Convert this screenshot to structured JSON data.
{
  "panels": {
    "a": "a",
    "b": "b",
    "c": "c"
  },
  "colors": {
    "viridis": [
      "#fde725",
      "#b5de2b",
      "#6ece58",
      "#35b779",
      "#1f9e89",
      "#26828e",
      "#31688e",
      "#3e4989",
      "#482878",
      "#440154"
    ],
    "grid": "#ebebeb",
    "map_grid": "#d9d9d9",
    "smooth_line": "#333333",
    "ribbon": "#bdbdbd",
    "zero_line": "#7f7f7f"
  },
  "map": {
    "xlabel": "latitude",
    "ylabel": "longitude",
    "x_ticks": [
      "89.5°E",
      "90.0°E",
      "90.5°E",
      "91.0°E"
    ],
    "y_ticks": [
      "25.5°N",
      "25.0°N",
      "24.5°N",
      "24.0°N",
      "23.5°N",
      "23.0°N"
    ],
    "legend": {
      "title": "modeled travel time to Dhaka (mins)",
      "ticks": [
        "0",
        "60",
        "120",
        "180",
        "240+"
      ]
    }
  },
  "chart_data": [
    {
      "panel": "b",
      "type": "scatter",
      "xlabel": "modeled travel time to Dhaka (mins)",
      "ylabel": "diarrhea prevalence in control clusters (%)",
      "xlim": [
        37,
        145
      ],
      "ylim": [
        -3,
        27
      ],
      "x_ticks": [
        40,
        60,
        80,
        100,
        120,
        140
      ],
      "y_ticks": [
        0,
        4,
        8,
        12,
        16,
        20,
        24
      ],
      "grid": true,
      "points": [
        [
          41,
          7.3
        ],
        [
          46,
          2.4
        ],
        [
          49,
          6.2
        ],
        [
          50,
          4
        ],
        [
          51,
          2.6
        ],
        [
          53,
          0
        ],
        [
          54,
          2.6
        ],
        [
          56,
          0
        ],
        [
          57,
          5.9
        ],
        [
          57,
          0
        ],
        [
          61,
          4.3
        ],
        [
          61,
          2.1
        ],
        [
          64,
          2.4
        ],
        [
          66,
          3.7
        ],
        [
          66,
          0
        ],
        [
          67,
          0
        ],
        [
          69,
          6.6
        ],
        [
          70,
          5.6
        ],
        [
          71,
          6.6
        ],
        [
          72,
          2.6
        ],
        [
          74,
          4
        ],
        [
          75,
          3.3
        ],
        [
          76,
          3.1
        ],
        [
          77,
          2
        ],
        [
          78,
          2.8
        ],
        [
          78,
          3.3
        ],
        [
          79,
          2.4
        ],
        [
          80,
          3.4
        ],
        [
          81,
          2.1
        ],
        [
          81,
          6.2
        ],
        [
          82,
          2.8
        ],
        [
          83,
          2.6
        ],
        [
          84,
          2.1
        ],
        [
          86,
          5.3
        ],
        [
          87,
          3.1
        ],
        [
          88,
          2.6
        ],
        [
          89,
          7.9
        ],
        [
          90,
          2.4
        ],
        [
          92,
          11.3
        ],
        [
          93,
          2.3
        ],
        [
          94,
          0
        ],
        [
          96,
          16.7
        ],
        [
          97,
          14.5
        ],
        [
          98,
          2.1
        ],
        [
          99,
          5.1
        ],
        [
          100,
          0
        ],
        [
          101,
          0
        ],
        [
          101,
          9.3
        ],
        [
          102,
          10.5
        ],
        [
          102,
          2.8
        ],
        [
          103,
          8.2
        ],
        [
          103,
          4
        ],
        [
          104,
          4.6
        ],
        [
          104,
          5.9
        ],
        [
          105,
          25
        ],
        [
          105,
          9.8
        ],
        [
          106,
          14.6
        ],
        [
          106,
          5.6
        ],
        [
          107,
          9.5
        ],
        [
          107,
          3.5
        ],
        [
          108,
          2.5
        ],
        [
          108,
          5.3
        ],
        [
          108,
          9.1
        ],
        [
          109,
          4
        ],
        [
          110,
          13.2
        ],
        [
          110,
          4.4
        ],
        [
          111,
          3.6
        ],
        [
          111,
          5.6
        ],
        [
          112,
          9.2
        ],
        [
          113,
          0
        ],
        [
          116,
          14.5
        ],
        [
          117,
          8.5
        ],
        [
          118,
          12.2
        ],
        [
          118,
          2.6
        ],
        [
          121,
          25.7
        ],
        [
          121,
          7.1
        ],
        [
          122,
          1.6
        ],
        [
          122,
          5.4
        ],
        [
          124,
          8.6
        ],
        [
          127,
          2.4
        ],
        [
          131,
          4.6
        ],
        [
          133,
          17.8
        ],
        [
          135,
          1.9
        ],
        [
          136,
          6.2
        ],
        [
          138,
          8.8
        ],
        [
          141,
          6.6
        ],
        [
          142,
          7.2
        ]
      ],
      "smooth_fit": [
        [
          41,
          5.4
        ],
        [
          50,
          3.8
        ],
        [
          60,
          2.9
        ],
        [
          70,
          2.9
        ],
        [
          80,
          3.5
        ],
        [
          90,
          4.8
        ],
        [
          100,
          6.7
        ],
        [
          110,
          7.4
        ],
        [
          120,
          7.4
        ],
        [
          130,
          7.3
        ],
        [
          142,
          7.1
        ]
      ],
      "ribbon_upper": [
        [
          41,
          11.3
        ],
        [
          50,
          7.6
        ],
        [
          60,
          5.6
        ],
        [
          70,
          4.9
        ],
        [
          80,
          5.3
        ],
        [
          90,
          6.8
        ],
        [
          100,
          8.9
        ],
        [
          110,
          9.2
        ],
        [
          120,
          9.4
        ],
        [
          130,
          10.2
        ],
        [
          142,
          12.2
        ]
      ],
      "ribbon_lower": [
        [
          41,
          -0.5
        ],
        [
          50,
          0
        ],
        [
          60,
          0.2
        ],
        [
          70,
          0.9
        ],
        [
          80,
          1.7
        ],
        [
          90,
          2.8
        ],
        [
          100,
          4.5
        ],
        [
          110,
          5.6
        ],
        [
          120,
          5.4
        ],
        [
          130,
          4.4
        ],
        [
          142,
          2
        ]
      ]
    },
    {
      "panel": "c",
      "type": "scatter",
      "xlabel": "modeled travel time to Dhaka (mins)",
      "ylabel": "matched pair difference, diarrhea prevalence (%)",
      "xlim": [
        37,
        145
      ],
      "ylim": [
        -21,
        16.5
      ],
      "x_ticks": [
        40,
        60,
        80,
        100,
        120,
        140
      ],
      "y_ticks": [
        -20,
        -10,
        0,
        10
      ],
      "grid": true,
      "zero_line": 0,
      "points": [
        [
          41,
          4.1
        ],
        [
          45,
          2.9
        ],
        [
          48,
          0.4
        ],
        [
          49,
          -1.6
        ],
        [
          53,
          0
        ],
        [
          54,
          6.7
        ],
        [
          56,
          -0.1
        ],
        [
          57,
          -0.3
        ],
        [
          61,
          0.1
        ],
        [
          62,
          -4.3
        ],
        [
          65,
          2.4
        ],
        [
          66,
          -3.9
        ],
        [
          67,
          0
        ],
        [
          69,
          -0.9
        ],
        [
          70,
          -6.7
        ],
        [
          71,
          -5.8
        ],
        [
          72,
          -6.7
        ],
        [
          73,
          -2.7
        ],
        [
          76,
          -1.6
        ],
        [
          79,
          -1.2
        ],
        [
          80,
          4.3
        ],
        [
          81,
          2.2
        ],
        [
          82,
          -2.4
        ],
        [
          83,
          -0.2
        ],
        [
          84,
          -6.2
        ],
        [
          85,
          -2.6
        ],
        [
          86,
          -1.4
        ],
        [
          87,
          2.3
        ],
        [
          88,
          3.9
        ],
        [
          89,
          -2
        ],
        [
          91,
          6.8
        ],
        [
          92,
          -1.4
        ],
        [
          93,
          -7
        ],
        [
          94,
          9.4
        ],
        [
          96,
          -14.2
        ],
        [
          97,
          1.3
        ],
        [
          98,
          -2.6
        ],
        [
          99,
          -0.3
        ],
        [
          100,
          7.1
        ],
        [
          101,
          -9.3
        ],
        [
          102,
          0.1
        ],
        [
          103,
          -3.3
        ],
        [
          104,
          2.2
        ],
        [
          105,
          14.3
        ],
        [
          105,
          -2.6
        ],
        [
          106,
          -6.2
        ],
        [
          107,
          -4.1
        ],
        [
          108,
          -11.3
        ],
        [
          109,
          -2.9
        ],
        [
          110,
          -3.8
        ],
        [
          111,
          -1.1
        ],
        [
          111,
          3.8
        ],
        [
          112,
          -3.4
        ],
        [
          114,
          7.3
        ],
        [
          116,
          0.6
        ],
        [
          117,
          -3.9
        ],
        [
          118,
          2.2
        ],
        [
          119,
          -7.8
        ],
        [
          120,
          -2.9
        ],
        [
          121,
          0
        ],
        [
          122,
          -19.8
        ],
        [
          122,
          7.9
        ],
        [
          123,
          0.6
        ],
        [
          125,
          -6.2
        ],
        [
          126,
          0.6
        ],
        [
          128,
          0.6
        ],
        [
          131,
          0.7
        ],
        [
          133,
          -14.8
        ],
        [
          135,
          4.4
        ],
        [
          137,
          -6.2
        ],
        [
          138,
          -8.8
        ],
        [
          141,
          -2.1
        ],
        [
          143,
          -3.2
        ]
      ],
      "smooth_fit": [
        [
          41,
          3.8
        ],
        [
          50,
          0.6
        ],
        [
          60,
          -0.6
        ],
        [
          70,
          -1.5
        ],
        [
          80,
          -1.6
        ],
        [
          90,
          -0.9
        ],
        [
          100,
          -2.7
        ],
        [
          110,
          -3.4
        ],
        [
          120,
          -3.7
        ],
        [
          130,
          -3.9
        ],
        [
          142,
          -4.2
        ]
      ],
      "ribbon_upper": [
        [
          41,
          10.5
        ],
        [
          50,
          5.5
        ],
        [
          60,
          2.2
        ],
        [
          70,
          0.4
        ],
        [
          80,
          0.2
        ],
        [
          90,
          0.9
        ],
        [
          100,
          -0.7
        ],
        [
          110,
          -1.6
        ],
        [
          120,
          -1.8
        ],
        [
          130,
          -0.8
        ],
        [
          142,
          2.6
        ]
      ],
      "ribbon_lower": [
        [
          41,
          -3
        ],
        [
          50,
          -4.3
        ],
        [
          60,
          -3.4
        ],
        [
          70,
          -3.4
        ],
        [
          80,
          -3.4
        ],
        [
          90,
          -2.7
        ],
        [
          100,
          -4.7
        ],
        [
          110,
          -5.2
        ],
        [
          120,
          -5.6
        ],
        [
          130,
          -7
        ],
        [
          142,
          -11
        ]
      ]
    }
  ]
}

___

### Task instructions
Exactly how many lines in the data above contain the word "diarrhea"? Respond with the number and nothing more.

### Final result
2